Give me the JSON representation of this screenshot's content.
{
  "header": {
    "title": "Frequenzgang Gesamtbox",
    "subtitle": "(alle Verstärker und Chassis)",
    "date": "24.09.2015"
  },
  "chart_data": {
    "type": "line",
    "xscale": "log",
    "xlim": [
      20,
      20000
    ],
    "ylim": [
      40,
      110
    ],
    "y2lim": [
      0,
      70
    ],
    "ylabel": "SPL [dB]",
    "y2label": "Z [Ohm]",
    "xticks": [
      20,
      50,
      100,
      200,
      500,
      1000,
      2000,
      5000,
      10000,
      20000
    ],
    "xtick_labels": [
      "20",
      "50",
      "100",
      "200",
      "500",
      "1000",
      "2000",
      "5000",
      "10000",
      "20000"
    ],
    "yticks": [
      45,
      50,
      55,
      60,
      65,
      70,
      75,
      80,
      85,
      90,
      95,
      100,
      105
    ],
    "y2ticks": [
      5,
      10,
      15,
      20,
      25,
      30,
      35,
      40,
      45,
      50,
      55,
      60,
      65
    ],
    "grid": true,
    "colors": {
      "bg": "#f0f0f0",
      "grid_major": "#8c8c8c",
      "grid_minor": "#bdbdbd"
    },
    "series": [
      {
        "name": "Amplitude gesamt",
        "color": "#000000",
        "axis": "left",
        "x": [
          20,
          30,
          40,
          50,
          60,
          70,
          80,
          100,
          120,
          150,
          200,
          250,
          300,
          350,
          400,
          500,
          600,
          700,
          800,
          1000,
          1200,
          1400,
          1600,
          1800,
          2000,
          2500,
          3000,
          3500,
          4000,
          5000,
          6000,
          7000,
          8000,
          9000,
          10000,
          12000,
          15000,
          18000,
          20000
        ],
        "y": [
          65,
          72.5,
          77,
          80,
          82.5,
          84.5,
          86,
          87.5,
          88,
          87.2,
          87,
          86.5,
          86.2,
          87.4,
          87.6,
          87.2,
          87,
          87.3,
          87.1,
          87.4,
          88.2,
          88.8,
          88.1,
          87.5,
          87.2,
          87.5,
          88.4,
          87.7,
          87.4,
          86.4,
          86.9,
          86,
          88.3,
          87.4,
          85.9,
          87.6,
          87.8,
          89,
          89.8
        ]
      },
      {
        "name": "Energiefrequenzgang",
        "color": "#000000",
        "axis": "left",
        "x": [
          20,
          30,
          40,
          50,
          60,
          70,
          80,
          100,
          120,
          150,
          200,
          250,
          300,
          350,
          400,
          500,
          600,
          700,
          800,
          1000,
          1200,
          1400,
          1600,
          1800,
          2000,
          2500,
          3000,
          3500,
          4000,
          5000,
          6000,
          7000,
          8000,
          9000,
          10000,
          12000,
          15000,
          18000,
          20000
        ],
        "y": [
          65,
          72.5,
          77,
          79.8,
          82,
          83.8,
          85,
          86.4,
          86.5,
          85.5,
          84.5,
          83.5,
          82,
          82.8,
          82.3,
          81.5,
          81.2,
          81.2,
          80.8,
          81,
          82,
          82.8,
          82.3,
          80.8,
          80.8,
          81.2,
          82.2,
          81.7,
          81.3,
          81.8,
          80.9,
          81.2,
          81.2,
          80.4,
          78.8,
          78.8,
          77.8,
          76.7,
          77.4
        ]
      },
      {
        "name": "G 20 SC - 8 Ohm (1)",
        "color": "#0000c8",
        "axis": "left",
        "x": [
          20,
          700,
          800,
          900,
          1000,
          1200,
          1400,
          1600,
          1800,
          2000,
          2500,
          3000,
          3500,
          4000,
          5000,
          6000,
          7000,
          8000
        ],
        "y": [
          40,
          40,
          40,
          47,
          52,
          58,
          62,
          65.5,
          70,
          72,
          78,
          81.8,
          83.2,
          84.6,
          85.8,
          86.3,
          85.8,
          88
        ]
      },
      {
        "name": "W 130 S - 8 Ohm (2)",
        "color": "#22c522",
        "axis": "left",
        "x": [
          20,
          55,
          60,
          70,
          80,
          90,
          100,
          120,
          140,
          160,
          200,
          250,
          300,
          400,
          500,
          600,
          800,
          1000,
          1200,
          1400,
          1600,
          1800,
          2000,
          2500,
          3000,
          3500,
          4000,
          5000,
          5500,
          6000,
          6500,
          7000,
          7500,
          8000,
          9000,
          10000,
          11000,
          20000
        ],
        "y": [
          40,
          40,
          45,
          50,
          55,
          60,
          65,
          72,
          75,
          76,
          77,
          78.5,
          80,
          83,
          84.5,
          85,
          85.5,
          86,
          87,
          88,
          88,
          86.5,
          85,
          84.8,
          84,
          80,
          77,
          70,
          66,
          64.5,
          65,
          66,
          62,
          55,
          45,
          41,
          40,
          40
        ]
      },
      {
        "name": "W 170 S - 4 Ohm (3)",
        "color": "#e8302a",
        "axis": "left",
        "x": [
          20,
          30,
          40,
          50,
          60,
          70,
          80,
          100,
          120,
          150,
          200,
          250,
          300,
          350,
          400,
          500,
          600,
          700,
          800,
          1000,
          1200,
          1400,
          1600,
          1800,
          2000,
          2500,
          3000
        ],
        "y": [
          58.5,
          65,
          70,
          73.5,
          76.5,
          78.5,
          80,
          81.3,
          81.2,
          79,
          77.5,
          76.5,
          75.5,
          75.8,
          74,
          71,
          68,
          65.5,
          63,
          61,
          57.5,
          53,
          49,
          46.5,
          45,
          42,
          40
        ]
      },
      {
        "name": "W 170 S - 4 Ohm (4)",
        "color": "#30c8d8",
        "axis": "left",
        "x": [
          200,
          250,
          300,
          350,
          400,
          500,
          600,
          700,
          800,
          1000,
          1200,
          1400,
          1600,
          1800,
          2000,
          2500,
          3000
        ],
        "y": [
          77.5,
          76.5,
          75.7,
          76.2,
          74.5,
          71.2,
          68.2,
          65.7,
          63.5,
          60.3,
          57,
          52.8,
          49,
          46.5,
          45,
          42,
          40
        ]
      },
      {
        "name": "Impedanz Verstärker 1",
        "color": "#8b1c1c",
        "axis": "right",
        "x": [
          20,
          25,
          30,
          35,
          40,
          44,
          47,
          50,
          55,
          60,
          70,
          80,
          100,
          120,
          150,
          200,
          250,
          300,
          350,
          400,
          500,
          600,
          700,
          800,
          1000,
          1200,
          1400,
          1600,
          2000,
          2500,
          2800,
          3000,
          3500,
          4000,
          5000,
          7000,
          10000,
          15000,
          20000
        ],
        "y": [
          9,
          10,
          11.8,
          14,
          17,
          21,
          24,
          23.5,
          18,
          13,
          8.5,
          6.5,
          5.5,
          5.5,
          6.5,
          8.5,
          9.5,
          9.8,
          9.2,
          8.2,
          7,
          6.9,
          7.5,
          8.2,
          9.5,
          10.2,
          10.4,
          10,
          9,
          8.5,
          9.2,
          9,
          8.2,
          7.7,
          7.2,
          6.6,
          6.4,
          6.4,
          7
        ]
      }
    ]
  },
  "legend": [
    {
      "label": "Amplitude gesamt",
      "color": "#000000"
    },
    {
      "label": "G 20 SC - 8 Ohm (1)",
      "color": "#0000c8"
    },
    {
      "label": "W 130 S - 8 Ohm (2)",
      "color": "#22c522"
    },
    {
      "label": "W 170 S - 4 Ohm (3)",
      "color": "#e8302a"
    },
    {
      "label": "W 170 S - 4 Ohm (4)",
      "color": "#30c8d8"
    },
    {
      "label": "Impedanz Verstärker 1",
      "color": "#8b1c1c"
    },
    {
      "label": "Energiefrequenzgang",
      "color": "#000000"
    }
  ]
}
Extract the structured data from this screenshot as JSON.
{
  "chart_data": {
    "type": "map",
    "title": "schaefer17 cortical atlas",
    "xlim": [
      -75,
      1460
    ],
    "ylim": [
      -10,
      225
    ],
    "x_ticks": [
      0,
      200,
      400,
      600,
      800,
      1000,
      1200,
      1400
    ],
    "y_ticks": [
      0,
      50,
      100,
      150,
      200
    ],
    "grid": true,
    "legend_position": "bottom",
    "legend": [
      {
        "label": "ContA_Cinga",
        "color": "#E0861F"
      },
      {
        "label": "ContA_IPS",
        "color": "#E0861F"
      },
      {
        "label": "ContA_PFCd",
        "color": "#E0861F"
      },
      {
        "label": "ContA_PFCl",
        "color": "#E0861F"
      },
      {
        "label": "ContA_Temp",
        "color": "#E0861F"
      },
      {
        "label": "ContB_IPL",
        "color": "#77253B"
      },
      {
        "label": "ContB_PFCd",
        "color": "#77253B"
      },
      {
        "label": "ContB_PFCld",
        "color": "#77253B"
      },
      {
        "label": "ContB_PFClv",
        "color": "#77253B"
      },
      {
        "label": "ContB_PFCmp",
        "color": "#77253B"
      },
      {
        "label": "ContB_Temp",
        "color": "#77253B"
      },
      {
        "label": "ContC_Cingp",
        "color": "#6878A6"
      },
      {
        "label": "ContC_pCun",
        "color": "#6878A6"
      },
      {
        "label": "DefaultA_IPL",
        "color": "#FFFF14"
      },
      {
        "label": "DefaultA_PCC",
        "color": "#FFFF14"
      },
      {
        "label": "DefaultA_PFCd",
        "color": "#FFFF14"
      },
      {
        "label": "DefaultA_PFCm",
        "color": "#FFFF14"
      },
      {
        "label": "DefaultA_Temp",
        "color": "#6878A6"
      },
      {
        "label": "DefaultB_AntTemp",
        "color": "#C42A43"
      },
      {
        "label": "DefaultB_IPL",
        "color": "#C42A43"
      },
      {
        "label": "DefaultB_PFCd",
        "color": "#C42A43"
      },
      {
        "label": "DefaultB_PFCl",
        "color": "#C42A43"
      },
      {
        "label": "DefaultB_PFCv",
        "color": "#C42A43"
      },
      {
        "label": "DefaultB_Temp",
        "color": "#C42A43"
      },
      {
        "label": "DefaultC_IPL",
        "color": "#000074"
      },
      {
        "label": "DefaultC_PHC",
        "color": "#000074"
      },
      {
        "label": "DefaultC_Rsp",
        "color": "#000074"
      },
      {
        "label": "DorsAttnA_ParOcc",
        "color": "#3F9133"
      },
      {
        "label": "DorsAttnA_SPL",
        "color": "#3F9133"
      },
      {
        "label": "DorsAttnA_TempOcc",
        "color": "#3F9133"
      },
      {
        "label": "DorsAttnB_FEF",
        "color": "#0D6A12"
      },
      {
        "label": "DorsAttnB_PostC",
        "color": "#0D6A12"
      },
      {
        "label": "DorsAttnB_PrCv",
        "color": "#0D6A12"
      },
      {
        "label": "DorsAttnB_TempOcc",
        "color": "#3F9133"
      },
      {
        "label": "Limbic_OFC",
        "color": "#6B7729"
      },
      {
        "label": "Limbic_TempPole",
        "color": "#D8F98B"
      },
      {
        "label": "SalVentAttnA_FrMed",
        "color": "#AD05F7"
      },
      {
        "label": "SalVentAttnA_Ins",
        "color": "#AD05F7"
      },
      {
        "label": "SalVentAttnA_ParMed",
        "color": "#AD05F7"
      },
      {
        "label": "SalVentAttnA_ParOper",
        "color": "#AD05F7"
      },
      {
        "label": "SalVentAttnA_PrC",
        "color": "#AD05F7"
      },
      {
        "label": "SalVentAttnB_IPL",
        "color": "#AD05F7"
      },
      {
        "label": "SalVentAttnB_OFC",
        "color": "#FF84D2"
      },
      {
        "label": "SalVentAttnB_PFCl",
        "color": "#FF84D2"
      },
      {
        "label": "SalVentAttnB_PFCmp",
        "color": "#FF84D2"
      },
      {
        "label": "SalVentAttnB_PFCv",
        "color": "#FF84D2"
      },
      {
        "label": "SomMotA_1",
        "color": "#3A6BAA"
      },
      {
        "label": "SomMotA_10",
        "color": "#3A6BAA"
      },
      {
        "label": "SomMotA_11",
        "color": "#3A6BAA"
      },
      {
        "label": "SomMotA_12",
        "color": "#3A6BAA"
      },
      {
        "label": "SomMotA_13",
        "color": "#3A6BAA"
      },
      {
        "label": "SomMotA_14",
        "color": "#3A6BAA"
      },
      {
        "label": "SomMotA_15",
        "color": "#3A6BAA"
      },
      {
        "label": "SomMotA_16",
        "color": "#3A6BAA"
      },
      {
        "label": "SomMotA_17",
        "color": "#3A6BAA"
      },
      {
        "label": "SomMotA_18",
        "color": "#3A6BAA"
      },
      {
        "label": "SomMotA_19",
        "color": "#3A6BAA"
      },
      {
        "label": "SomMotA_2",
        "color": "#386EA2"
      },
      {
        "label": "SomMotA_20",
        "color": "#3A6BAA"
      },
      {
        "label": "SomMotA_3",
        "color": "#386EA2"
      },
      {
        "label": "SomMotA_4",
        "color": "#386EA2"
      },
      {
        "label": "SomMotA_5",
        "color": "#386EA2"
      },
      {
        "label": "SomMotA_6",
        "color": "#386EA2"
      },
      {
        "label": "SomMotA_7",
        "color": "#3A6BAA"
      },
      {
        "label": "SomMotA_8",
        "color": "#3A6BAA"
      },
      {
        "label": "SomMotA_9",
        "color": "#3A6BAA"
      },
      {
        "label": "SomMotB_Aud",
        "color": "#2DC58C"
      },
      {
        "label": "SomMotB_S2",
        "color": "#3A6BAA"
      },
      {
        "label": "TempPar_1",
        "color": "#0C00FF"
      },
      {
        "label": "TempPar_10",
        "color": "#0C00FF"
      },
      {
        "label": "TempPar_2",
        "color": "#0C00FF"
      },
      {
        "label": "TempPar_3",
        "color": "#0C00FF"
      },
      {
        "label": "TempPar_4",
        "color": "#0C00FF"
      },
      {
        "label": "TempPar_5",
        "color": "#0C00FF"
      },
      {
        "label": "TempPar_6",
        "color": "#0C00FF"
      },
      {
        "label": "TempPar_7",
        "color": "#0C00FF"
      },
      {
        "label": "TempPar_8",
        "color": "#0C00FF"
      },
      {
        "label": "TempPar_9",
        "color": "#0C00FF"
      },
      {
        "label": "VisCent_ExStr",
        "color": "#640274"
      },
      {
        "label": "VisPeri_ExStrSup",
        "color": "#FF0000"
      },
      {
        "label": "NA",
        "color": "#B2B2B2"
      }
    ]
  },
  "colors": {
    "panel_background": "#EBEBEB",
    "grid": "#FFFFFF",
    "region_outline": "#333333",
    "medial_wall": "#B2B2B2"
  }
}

▸ Exercise task
Across the entries above, how many lines contain "Energiefrequenzgang"? Provide only the count.

▸ Final result
2